▶ Exercise task: From the records below, pull each line that has "Norway".

start Excerpted data

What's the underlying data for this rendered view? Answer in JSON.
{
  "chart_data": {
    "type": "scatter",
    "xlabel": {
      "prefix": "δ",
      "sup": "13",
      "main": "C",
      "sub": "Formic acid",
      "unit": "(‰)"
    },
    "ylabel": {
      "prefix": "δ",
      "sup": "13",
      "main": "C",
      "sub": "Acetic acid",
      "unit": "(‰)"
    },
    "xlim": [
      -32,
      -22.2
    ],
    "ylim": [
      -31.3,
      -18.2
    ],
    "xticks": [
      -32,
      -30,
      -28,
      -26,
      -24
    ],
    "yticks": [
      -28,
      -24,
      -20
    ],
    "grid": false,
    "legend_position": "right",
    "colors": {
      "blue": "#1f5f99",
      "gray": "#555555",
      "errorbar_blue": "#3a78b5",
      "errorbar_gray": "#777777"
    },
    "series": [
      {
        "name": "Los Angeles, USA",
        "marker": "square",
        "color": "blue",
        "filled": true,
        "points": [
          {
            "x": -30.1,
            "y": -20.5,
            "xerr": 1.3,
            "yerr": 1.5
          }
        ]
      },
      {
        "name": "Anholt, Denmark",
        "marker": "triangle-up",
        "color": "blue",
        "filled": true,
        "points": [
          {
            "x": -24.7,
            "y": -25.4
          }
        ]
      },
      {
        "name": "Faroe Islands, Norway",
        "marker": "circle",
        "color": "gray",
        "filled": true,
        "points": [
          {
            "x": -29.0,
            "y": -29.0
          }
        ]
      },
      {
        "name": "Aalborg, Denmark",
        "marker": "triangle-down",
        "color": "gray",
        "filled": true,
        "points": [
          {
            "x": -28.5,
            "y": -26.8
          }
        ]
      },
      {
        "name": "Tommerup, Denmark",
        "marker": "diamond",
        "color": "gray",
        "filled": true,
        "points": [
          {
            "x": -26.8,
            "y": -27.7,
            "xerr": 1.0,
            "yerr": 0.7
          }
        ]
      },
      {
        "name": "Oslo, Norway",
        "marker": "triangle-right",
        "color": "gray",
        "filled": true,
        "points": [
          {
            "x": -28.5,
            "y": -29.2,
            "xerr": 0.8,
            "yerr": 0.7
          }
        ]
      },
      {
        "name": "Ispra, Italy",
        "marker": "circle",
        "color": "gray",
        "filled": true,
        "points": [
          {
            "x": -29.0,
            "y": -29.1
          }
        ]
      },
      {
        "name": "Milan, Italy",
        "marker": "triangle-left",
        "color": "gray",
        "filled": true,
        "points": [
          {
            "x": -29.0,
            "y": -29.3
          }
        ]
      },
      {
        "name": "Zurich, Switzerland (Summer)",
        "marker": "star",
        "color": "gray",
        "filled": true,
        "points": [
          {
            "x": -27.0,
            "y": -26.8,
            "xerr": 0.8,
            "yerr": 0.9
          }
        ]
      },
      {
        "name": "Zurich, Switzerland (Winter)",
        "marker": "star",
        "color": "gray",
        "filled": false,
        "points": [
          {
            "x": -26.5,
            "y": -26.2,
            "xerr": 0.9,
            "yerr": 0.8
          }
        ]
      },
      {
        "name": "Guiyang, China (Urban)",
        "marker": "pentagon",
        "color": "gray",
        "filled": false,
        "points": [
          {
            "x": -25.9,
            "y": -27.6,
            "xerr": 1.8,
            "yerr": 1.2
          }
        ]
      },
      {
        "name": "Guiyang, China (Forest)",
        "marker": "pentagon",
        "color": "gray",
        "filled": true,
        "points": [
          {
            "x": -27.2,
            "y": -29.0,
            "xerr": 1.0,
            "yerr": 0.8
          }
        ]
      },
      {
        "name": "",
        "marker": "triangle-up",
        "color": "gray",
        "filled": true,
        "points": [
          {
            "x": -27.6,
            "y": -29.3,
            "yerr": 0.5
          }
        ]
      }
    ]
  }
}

end Excerpted data

▶ Reply to the exercise:
        "name": "Faroe Islands, Norway",
        "name": "Oslo, Norway",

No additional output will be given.